**THE PROBLEM**:
Restate each of the lines below word for word and drop every picture.

--- BEGIN ---

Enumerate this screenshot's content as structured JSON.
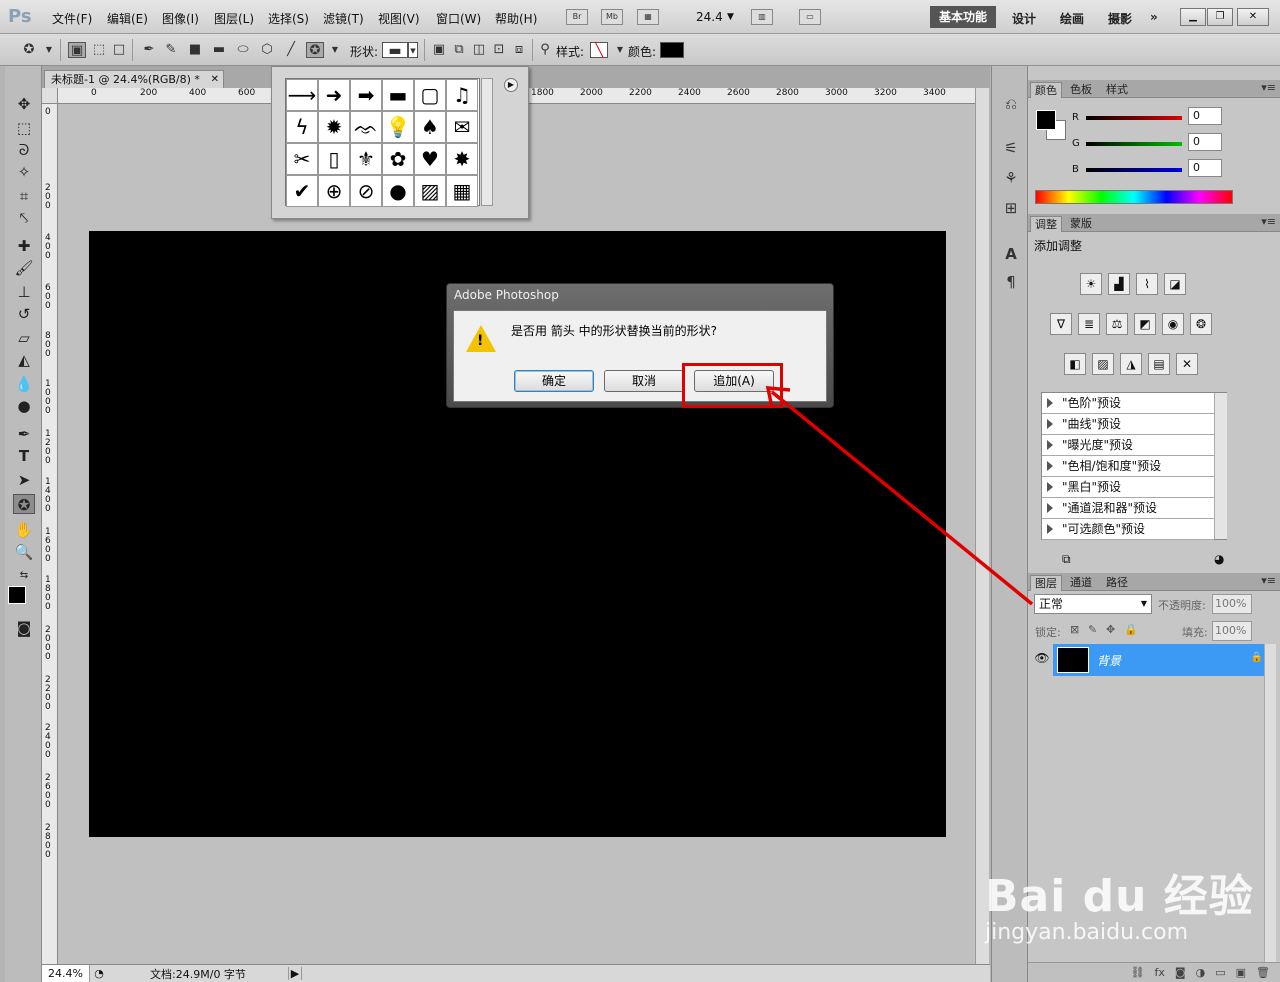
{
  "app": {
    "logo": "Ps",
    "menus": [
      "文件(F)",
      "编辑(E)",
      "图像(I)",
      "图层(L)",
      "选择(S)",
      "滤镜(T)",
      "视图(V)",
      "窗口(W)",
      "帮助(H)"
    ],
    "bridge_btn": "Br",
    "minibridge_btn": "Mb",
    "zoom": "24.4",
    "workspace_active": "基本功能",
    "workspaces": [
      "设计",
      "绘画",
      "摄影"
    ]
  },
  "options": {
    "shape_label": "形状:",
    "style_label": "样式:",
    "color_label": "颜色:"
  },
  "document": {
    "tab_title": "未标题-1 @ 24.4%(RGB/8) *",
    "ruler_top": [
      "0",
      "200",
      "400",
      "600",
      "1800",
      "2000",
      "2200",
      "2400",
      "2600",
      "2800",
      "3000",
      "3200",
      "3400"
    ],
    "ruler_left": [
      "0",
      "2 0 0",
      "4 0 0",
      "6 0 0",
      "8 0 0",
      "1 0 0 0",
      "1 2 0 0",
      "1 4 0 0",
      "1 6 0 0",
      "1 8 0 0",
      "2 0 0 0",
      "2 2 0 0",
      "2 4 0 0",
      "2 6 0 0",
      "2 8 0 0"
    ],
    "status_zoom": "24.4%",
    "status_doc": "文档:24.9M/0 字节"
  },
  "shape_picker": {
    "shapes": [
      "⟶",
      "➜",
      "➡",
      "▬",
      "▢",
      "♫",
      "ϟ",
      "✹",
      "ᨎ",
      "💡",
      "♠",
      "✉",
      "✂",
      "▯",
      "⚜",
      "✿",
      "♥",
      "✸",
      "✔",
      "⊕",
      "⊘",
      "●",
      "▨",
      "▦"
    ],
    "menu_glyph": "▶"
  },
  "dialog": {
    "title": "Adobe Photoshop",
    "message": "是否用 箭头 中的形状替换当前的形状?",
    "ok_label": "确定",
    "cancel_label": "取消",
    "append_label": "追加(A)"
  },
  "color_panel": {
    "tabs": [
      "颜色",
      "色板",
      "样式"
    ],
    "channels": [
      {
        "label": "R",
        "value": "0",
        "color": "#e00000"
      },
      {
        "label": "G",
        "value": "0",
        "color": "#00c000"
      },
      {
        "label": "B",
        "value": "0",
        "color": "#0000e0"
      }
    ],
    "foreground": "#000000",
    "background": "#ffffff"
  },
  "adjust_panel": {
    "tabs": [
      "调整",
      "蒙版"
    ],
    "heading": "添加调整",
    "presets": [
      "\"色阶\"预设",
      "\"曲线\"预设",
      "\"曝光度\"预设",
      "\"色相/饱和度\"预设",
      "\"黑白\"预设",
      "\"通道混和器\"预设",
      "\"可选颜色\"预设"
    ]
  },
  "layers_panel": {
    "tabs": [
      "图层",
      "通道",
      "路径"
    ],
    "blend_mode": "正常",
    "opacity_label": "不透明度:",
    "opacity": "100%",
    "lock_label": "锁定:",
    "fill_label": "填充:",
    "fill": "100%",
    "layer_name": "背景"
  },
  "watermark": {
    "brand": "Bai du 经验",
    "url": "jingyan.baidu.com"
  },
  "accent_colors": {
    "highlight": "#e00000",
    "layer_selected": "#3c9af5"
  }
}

--- END ---

**WRITTEN SOLUTION**:
Enumerate this screenshot's content as structured JSON.
{
  "app": {
    "logo": "Ps",
    "menus": [
      "文件(F)",
      "编辑(E)",
      "图像(I)",
      "图层(L)",
      "选择(S)",
      "滤镜(T)",
      "视图(V)",
      "窗口(W)",
      "帮助(H)"
    ],
    "bridge_btn": "Br",
    "minibridge_btn": "Mb",
    "zoom": "24.4",
    "workspace_active": "基本功能",
    "workspaces": [
      "设计",
      "绘画",
      "摄影"
    ]
  },
  "options": {
    "shape_label": "形状:",
    "style_label": "样式:",
    "color_label": "颜色:"
  },
  "document": {
    "tab_title": "未标题-1 @ 24.4%(RGB/8) *",
    "ruler_top": [
      "0",
      "200",
      "400",
      "600",
      "1800",
      "2000",
      "2200",
      "2400",
      "2600",
      "2800",
      "3000",
      "3200",
      "3400"
    ],
    "ruler_left": [
      "0",
      "2 0 0",
      "4 0 0",
      "6 0 0",
      "8 0 0",
      "1 0 0 0",
      "1 2 0 0",
      "1 4 0 0",
      "1 6 0 0",
      "1 8 0 0",
      "2 0 0 0",
      "2 2 0 0",
      "2 4 0 0",
      "2 6 0 0",
      "2 8 0 0"
    ],
    "status_zoom": "24.4%",
    "status_doc": "文档:24.9M/0 字节"
  },
  "shape_picker": {
    "shapes": [
      "⟶",
      "➜",
      "➡",
      "▬",
      "▢",
      "♫",
      "ϟ",
      "✹",
      "ᨎ",
      "💡",
      "♠",
      "✉",
      "✂",
      "▯",
      "⚜",
      "✿",
      "♥",
      "✸",
      "✔",
      "⊕",
      "⊘",
      "●",
      "▨",
      "▦"
    ],
    "menu_glyph": "▶"
  },
  "dialog": {
    "title": "Adobe Photoshop",
    "message": "是否用 箭头 中的形状替换当前的形状?",
    "ok_label": "确定",
    "cancel_label": "取消",
    "append_label": "追加(A)"
  },
  "color_panel": {
    "tabs": [
      "颜色",
      "色板",
      "样式"
    ],
    "channels": [
      {
        "label": "R",
        "value": "0",
        "color": "#e00000"
      },
      {
        "label": "G",
        "value": "0",
        "color": "#00c000"
      },
      {
        "label": "B",
        "value": "0",
        "color": "#0000e0"
      }
    ],
    "foreground": "#000000",
    "background": "#ffffff"
  },
  "adjust_panel": {
    "tabs": [
      "调整",
      "蒙版"
    ],
    "heading": "添加调整",
    "presets": [
      "\"色阶\"预设",
      "\"曲线\"预设",
      "\"曝光度\"预设",
      "\"色相/饱和度\"预设",
      "\"黑白\"预设",
      "\"通道混和器\"预设",
      "\"可选颜色\"预设"
    ]
  },
  "layers_panel": {
    "tabs": [
      "图层",
      "通道",
      "路径"
    ],
    "blend_mode": "正常",
    "opacity_label": "不透明度:",
    "opacity": "100%",
    "lock_label": "锁定:",
    "fill_label": "填充:",
    "fill": "100%",
    "layer_name": "背景"
  },
  "watermark": {
    "brand": "Bai du 经验",
    "url": "jingyan.baidu.com"
  },
  "accent_colors": {
    "highlight": "#e00000",
    "layer_selected": "#3c9af5"
  }
}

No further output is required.